## What you will do
In the records below, find the line with "What data was" and repeat it and every line after it, exactly, without any pictures.

***

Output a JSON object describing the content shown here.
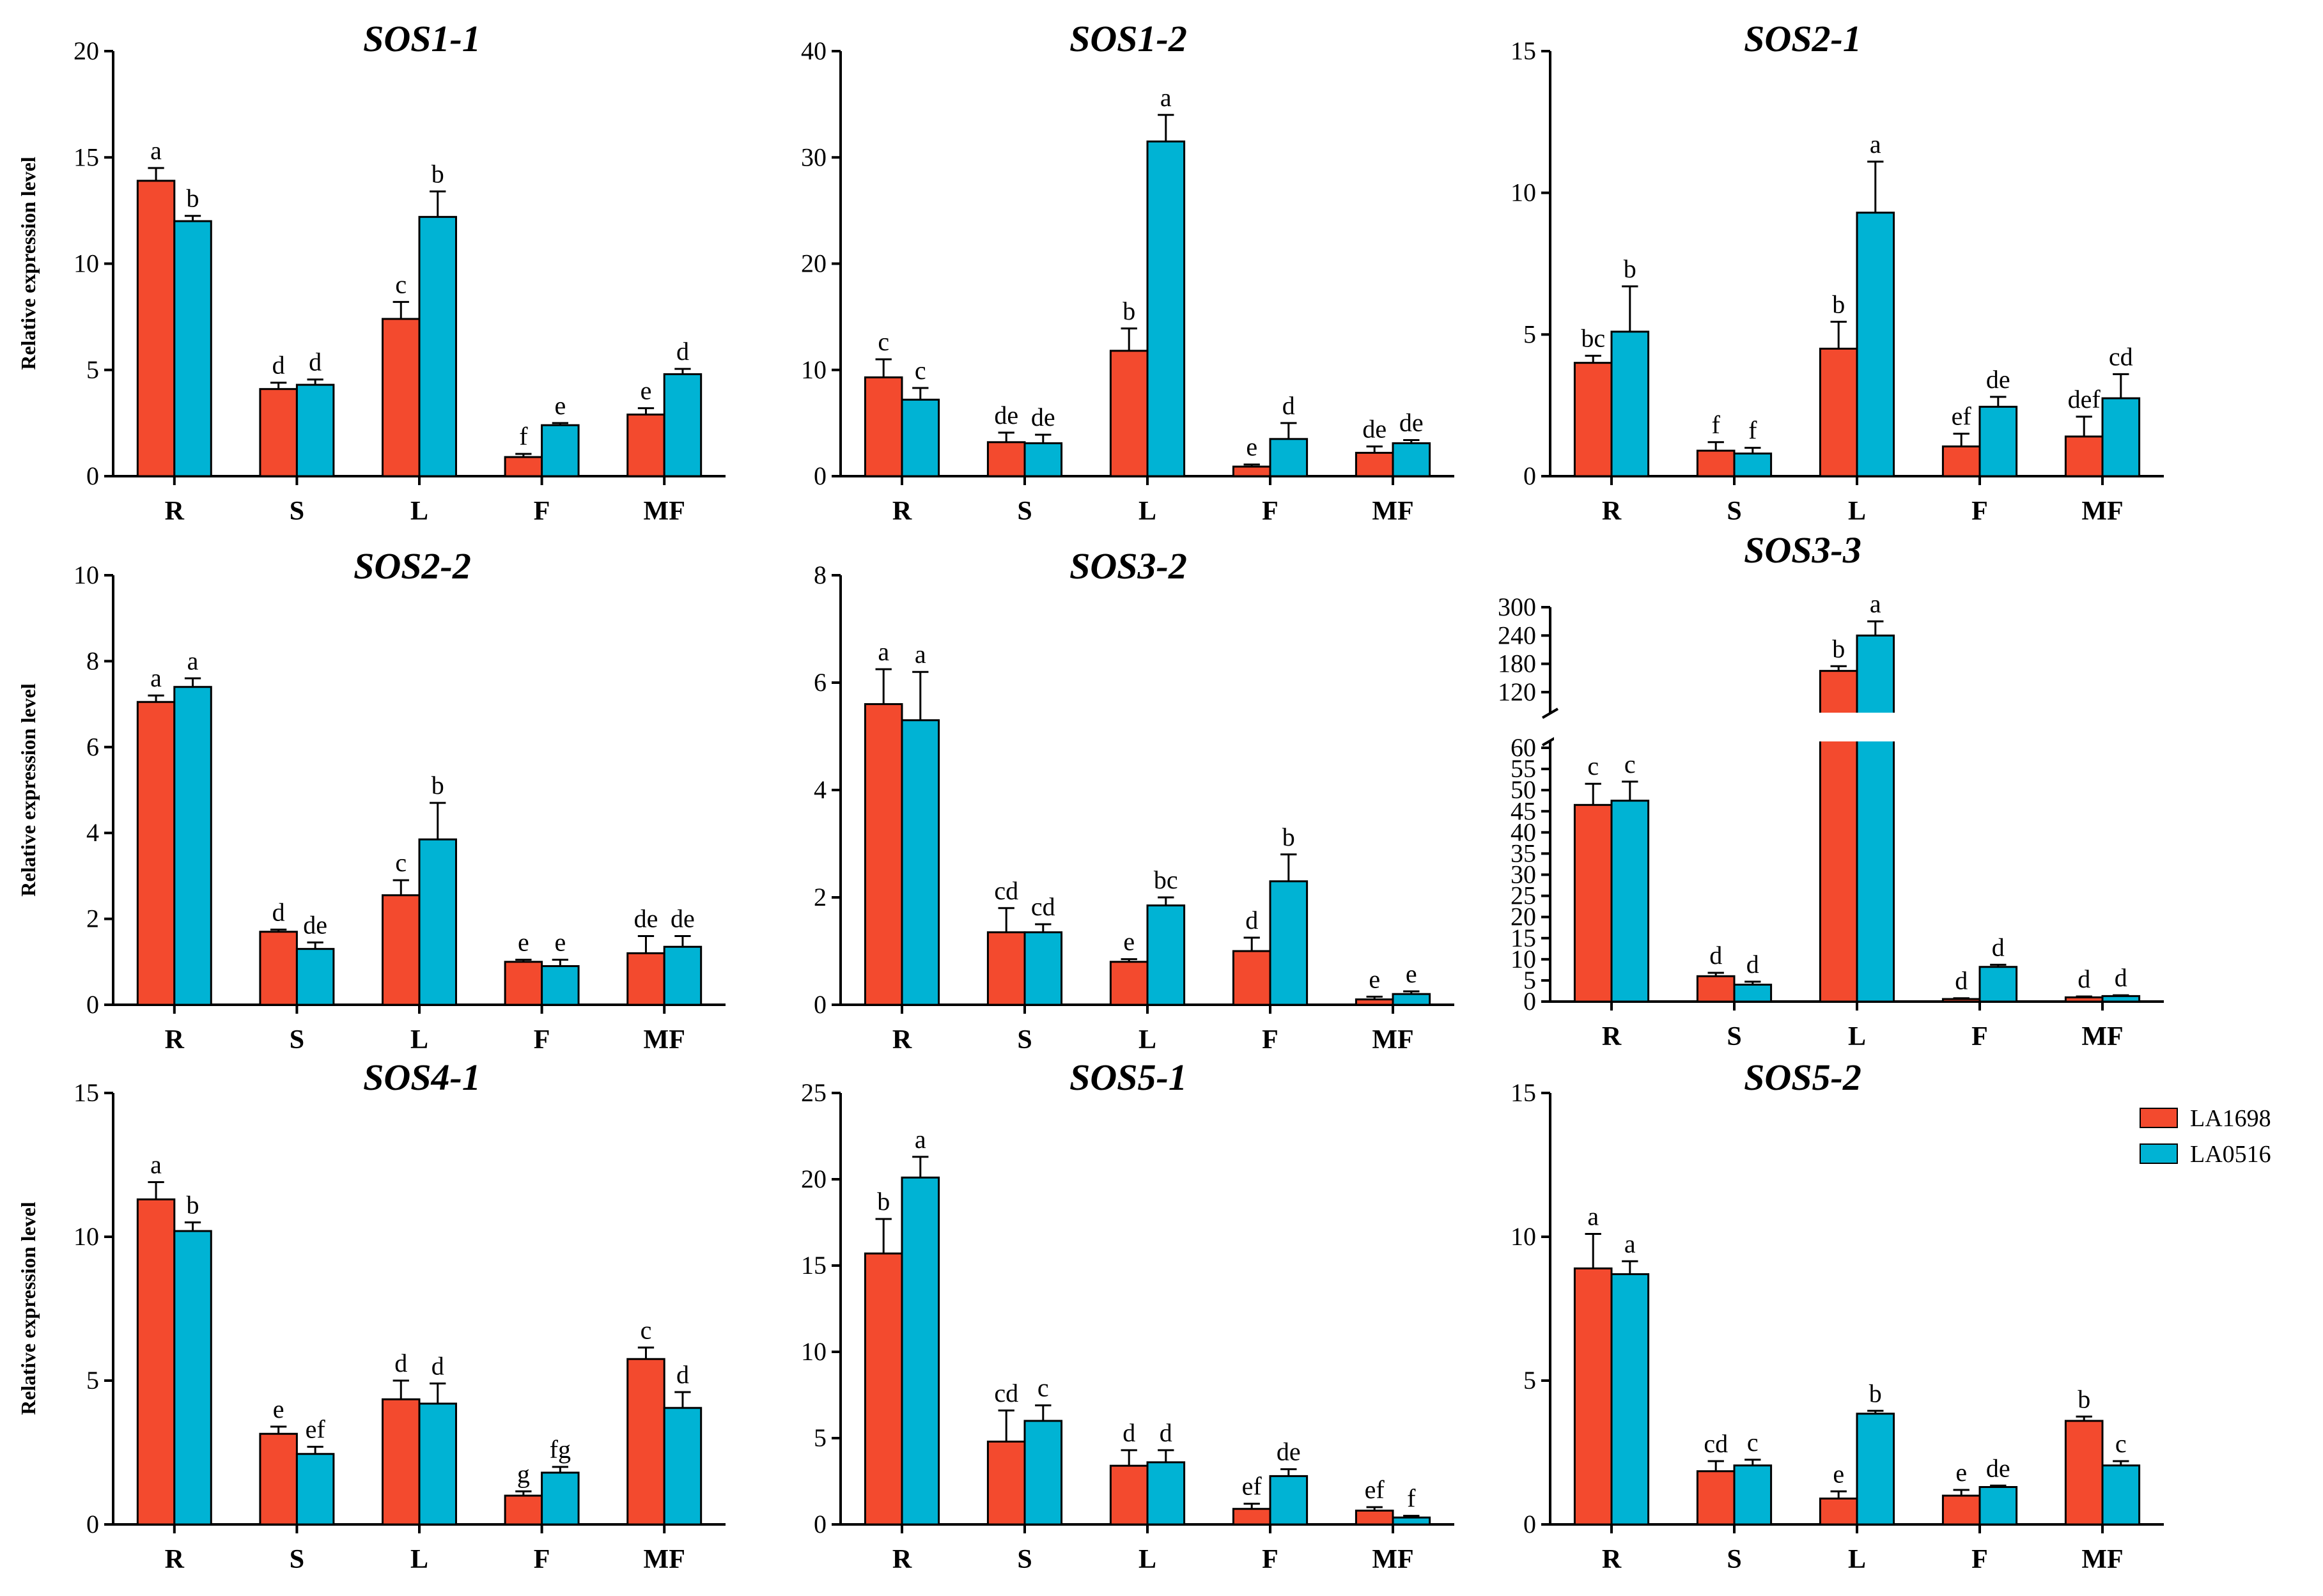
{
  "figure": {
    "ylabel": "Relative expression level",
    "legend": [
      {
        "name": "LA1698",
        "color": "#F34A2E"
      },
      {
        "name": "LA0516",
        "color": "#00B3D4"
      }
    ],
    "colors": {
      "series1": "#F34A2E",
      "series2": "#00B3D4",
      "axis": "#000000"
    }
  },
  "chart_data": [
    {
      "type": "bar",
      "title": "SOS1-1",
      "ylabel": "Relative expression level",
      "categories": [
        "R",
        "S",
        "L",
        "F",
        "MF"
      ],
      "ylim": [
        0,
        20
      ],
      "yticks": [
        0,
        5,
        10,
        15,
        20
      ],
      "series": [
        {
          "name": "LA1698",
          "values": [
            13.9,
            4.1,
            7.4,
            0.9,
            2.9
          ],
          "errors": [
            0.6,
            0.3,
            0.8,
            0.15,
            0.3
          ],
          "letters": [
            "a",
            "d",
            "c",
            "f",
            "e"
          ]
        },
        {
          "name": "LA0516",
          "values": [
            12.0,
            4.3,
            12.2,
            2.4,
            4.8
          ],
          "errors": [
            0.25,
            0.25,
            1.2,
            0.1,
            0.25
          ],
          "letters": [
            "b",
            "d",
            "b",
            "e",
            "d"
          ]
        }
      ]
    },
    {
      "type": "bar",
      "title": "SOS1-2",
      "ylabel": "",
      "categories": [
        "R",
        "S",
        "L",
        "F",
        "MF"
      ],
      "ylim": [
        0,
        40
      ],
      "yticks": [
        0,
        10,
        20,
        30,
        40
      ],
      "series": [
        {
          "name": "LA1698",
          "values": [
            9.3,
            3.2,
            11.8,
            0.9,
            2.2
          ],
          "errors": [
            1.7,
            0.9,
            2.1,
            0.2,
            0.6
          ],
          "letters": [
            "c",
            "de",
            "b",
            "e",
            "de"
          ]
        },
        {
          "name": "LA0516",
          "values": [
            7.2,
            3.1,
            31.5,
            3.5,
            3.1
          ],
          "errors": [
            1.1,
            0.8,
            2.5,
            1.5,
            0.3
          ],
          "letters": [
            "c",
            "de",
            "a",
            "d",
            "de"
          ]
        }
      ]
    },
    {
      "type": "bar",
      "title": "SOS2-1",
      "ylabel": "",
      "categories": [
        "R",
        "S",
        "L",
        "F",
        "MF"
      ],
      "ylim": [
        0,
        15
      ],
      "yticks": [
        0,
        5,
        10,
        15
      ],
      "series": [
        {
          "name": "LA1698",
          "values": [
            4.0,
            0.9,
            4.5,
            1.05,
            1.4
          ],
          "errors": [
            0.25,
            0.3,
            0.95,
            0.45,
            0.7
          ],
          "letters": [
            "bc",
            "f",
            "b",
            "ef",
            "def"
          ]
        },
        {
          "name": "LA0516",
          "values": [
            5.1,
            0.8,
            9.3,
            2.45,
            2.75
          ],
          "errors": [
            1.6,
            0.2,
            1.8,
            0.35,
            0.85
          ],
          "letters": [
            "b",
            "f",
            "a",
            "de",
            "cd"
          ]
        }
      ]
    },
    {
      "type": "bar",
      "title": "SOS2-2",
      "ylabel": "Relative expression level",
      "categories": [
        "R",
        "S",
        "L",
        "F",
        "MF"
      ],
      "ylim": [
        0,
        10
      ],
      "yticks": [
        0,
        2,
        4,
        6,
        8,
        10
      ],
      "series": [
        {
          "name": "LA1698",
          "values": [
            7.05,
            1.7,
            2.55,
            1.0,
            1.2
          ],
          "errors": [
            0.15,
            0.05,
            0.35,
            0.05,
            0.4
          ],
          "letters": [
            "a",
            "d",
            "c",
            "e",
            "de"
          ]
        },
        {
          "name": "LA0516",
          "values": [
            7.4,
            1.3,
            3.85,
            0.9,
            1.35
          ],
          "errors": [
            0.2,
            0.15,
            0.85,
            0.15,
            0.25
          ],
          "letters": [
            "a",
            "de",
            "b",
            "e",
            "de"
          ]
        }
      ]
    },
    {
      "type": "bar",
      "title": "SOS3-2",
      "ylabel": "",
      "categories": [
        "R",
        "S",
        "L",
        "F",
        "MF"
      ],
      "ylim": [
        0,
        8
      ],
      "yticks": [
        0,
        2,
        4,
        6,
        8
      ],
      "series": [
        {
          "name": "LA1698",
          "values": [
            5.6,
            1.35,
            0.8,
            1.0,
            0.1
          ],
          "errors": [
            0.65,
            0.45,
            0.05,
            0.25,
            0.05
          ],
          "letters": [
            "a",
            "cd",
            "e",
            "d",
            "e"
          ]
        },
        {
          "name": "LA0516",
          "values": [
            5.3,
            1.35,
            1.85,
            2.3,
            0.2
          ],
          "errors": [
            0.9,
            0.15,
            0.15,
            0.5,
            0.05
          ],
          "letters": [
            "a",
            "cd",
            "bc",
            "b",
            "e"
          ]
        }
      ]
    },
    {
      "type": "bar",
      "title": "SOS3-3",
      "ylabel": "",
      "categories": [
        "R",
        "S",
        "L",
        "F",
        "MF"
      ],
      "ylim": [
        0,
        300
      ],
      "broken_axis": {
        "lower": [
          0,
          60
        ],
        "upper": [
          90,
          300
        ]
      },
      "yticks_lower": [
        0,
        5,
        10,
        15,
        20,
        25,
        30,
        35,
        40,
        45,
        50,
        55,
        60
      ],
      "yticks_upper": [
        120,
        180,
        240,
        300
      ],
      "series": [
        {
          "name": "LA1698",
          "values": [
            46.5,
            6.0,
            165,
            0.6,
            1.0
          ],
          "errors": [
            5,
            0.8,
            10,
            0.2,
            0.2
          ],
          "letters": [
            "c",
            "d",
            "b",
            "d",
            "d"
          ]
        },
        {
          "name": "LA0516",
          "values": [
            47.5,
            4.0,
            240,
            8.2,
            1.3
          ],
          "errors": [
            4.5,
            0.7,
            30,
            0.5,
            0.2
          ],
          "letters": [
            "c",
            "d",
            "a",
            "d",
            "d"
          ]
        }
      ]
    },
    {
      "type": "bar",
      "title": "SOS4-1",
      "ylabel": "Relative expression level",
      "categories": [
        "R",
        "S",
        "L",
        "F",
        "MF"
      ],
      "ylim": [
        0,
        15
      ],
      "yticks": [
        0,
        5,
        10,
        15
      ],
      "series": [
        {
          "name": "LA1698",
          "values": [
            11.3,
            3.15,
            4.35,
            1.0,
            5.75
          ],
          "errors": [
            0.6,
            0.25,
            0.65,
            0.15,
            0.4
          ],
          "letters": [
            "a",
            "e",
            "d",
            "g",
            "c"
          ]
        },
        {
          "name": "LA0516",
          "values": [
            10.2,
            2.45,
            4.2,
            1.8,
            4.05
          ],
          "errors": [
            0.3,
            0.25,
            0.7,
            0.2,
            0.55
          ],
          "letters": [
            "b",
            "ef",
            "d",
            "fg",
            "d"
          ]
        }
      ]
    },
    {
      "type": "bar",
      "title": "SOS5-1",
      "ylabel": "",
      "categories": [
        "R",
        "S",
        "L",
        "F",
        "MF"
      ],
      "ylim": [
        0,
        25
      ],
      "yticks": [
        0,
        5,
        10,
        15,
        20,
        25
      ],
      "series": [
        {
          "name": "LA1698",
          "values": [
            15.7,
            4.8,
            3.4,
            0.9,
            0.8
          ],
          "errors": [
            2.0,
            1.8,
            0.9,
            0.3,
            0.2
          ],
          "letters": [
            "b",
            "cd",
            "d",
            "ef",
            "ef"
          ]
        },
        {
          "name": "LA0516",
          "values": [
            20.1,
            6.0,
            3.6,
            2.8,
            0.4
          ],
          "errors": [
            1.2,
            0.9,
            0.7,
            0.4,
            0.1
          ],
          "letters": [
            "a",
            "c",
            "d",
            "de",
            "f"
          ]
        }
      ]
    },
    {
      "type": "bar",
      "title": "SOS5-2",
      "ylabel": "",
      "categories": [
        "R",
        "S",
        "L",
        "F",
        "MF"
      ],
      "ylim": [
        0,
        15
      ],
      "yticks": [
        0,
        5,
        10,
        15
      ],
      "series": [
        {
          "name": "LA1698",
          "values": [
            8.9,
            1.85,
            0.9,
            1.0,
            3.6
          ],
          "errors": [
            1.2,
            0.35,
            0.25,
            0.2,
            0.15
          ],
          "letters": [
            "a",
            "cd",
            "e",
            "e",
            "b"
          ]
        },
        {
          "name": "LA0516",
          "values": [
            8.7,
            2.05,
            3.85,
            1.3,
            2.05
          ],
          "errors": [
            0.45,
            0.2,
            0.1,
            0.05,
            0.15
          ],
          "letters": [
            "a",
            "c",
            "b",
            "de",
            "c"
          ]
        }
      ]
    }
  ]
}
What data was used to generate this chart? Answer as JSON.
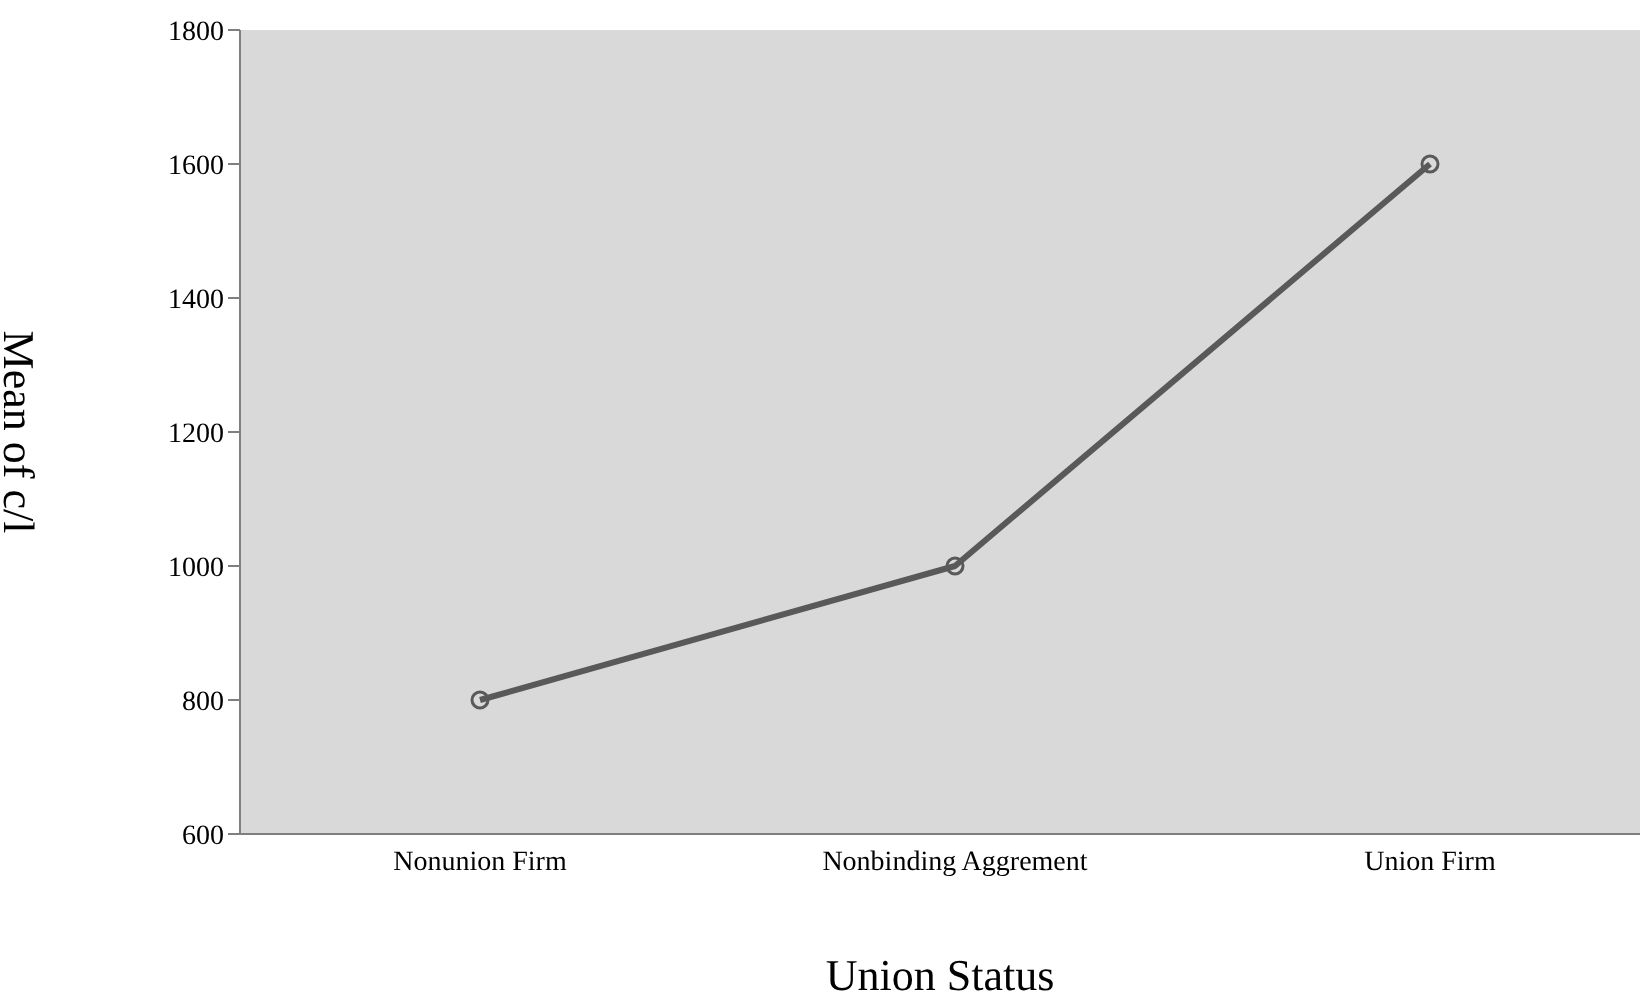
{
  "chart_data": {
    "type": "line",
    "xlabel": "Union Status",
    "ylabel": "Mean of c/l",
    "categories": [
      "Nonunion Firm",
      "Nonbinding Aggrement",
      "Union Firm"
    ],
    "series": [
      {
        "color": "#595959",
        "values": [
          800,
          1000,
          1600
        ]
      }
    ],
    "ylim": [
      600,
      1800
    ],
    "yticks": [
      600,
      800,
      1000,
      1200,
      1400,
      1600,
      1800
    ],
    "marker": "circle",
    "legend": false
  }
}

***

## The solution
What data was used to generate this chart? Answer as JSON.
{
  "chart_data": {
    "type": "line",
    "xlabel": "Union Status",
    "ylabel": "Mean of c/l",
    "categories": [
      "Nonunion Firm",
      "Nonbinding Aggrement",
      "Union Firm"
    ],
    "series": [
      {
        "color": "#595959",
        "values": [
          800,
          1000,
          1600
        ]
      }
    ],
    "ylim": [
      600,
      1800
    ],
    "yticks": [
      600,
      800,
      1000,
      1200,
      1400,
      1600,
      1800
    ],
    "marker": "circle",
    "legend": false
  }
}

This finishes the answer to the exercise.